╔══
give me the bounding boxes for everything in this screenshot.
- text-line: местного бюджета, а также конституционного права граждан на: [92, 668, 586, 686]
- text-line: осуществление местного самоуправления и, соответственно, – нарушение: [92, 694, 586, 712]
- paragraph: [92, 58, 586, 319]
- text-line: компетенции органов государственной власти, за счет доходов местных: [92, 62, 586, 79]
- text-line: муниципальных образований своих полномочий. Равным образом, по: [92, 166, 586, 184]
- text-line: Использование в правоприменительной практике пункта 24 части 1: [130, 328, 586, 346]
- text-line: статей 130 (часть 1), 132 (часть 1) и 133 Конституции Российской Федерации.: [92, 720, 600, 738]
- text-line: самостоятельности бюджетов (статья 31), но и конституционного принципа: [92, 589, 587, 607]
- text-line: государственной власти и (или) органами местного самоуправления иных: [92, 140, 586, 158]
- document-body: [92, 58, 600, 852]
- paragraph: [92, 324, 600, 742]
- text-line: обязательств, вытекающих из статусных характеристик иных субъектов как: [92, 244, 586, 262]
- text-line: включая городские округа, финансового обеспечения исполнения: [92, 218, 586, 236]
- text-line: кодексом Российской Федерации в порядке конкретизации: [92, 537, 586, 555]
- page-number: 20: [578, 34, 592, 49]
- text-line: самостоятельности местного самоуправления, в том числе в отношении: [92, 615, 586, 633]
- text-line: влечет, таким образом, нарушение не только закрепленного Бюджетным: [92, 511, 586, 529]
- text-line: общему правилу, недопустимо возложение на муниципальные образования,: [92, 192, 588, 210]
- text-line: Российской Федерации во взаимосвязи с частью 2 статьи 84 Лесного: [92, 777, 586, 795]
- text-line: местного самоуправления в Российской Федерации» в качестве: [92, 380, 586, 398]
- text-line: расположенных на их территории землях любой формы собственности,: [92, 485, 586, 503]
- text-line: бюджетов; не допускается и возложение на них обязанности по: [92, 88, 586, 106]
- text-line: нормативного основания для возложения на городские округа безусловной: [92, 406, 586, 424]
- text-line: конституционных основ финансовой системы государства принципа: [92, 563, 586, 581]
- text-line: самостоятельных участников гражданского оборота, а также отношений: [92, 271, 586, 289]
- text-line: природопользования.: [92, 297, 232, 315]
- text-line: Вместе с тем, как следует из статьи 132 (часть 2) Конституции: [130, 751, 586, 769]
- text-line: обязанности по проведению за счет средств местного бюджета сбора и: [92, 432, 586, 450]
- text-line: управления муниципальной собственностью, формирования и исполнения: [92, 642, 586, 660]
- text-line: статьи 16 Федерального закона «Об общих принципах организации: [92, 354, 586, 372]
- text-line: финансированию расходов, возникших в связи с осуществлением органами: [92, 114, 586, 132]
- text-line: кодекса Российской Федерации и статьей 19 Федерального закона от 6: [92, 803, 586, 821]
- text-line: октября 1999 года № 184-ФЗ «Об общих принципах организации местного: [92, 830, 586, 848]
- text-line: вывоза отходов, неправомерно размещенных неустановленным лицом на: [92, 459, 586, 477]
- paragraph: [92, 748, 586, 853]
╚══
Pull out every line of the listing above that contains the word "организации".

*Task result*
- text-line: статьи 16 Федерального закона «Об общих принципах организации: [92, 354, 586, 372]
- text-line: октября 1999 года № 184-ФЗ «Об общих принципах организации местного: [92, 830, 586, 848]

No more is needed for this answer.